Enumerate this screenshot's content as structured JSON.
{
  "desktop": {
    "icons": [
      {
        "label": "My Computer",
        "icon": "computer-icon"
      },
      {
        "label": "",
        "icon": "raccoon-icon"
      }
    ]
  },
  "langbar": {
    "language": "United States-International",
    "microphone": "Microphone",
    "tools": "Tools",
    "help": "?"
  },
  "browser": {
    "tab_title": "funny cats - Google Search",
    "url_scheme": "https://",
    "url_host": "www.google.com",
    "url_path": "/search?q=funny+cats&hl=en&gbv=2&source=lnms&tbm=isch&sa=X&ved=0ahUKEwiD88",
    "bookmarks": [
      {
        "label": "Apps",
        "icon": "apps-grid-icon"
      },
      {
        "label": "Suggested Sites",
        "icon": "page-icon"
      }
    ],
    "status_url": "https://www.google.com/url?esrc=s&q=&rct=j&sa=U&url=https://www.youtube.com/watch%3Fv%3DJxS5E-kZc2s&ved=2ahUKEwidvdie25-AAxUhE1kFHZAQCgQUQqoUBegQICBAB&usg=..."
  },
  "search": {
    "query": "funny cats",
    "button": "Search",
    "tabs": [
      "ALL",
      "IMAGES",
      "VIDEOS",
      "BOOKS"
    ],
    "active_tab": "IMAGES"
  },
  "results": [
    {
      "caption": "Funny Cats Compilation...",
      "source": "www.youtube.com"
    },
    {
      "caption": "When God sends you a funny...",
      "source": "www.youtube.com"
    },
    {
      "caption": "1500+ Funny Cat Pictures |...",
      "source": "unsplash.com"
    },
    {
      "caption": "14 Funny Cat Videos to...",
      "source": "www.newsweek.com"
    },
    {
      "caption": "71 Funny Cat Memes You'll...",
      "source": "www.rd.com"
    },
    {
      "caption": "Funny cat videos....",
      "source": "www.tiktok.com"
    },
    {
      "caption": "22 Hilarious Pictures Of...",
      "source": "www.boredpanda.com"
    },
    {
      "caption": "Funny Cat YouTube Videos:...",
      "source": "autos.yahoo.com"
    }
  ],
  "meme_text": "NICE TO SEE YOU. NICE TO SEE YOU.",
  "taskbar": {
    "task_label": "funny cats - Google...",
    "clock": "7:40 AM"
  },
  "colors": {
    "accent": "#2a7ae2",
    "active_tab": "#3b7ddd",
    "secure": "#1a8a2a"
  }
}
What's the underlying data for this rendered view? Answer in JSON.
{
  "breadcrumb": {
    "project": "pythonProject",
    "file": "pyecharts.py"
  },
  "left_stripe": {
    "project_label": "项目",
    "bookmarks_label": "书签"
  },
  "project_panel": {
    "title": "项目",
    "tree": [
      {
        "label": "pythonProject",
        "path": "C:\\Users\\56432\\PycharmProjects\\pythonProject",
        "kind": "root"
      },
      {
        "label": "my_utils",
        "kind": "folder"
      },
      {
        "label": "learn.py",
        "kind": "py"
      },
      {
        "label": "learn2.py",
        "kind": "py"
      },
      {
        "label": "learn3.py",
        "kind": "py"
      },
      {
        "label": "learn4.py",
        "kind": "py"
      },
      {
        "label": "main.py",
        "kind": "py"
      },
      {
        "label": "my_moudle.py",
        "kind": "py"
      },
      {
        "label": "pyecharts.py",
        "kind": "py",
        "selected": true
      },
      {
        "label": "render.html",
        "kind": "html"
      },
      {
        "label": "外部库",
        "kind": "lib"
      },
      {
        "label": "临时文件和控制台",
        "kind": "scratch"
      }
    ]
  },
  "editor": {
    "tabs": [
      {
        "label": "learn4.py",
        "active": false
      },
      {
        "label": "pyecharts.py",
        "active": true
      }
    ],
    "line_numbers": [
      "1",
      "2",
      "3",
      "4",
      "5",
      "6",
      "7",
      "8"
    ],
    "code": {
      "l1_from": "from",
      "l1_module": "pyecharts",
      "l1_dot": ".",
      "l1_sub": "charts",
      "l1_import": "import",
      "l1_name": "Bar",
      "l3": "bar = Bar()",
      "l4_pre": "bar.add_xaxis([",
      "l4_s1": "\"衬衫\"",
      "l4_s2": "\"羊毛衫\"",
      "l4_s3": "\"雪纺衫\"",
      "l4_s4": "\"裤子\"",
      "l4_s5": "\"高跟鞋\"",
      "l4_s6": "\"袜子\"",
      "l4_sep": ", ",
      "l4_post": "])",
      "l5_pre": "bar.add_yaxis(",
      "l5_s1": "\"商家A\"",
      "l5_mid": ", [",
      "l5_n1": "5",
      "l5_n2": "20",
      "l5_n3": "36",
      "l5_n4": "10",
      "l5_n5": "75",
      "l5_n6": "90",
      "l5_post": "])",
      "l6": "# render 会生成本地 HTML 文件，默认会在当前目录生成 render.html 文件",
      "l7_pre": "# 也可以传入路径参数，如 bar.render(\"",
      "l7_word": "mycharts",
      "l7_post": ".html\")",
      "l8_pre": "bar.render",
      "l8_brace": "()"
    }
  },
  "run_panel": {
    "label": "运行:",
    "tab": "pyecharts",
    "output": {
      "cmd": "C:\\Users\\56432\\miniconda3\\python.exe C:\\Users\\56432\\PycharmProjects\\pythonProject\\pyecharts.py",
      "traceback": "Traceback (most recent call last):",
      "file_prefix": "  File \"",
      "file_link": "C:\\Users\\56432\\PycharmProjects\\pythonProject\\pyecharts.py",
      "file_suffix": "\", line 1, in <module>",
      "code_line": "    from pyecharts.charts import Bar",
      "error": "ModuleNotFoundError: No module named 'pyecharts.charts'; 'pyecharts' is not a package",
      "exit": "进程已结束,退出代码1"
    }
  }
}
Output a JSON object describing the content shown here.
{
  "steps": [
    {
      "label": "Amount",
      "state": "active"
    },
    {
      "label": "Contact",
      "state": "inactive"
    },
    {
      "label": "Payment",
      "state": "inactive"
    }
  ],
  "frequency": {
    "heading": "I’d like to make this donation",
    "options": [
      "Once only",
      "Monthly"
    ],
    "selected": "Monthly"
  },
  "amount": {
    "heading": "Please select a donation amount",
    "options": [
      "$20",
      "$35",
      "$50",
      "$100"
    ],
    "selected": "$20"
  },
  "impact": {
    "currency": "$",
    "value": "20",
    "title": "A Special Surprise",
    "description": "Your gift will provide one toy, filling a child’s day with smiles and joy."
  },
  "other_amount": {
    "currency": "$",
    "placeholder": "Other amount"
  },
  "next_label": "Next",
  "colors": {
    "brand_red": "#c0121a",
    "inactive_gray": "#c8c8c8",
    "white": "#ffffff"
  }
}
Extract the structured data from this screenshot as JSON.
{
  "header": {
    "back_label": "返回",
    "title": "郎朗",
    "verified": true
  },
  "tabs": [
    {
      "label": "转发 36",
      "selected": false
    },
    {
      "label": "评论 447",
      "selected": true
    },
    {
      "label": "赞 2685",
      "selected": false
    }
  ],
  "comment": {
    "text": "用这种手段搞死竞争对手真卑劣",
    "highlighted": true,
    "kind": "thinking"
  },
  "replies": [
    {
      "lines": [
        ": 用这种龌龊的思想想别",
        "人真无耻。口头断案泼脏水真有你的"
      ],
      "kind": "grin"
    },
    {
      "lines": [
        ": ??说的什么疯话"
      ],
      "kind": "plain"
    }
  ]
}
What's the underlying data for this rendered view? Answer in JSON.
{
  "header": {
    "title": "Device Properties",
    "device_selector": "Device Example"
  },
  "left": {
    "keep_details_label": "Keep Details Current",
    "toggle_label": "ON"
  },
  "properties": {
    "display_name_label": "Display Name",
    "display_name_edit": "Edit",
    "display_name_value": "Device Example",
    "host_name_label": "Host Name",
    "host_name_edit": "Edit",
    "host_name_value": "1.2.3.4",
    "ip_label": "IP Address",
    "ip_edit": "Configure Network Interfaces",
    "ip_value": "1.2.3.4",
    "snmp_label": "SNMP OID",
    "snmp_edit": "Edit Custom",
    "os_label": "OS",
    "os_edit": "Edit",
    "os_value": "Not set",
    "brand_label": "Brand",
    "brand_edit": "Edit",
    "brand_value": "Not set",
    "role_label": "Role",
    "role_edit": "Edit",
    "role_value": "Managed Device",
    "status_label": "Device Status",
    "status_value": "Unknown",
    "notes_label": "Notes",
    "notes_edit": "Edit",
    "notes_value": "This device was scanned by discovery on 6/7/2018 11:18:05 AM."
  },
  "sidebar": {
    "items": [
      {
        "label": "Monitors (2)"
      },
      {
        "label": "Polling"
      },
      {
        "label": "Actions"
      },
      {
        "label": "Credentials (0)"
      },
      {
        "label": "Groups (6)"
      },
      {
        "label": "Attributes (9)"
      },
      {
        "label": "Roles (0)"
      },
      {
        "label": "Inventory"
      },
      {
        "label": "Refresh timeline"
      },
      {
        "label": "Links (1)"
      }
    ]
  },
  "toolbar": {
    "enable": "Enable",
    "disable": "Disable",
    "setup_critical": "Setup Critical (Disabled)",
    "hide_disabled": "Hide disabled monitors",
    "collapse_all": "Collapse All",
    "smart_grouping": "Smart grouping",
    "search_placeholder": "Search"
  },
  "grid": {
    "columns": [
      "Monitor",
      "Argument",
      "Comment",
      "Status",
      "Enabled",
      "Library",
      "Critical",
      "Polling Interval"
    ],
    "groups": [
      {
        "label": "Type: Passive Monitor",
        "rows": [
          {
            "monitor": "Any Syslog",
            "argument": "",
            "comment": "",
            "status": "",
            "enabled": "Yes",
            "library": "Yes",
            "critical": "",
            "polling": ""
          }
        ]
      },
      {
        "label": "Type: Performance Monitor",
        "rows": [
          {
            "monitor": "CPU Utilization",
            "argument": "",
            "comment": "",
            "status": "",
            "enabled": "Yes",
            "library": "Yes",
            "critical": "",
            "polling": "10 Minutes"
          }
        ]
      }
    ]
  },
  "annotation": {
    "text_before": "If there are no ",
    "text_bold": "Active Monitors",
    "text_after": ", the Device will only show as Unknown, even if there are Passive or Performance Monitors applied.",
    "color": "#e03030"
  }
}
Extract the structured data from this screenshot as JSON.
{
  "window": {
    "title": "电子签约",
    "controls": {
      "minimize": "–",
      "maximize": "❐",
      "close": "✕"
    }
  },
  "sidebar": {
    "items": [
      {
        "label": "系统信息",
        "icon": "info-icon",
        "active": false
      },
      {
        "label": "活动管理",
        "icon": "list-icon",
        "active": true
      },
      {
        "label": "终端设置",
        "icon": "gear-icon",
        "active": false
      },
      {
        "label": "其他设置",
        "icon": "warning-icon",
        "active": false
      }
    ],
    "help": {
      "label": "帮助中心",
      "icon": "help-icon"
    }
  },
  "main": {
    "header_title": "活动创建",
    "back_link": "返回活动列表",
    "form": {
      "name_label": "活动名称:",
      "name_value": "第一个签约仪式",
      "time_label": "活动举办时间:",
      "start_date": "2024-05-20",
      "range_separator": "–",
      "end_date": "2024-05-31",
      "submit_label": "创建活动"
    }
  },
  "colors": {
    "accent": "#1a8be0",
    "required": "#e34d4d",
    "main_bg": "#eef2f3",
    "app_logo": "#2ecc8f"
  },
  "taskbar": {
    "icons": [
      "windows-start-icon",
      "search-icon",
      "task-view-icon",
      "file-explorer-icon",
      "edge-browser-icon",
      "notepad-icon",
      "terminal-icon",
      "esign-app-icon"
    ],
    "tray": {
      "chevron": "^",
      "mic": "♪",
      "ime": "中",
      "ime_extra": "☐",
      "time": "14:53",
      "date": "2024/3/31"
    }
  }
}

** Task prompt **
State how many lines of the listing above hold the word "Performance", with nothing but the number.

** Output for this exercise **
2